___ Available records ___

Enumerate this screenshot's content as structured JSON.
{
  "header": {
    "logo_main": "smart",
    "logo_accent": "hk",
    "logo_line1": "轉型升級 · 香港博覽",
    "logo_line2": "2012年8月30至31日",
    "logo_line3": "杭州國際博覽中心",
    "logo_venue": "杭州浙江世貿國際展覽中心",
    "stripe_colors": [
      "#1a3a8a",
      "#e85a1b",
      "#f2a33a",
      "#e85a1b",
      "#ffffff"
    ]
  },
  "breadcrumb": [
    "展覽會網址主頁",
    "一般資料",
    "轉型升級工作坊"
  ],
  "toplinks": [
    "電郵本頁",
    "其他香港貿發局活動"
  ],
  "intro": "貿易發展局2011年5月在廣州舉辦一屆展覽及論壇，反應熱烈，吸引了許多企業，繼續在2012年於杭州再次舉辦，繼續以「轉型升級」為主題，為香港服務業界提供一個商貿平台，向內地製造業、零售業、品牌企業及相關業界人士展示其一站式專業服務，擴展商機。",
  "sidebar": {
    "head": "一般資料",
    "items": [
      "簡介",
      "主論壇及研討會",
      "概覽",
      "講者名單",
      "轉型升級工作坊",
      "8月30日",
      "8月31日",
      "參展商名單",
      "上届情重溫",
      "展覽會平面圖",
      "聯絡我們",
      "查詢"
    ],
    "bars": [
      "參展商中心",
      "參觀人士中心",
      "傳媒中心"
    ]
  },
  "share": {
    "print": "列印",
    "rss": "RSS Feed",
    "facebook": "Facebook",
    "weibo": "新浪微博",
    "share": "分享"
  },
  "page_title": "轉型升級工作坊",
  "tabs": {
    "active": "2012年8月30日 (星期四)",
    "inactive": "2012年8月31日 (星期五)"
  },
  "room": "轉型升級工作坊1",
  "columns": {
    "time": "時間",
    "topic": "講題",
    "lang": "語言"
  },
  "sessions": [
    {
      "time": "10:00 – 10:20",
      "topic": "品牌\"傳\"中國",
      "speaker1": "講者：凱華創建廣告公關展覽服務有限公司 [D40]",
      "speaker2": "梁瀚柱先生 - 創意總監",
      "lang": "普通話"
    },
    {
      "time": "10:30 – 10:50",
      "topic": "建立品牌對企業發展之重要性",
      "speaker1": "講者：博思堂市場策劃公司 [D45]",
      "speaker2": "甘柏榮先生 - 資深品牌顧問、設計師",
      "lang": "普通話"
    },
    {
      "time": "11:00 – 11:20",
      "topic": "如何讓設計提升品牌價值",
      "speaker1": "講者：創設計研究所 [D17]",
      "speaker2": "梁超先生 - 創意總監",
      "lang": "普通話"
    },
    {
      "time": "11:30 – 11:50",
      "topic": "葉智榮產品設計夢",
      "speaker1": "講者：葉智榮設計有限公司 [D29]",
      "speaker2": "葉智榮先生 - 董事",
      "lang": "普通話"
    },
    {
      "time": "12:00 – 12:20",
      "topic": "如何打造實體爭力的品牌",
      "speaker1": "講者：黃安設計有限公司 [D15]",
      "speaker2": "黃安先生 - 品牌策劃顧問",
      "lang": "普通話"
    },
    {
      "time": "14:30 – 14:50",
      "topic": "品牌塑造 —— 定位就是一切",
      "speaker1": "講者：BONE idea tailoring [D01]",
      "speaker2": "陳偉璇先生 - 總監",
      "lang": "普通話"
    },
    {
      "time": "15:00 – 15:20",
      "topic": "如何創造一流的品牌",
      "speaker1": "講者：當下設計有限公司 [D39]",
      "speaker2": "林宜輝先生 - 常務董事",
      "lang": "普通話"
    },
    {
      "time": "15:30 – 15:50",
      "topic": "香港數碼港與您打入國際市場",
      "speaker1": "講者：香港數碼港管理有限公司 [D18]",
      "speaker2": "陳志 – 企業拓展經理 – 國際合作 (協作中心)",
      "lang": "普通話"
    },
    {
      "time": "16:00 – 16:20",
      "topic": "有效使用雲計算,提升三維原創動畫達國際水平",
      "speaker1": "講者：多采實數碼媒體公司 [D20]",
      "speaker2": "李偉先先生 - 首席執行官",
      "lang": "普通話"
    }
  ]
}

___

Where a line contains the string "time", extract that line.

--- Full output ---
    "time": "時間",
      "time": "10:00 – 10:20",
      "time": "10:30 – 10:50",
      "time": "11:00 – 11:20",
      "time": "11:30 – 11:50",
      "time": "12:00 – 12:20",
      "time": "14:30 – 14:50",
      "time": "15:00 – 15:20",
      "time": "15:30 – 15:50",
      "time": "16:00 – 16:20",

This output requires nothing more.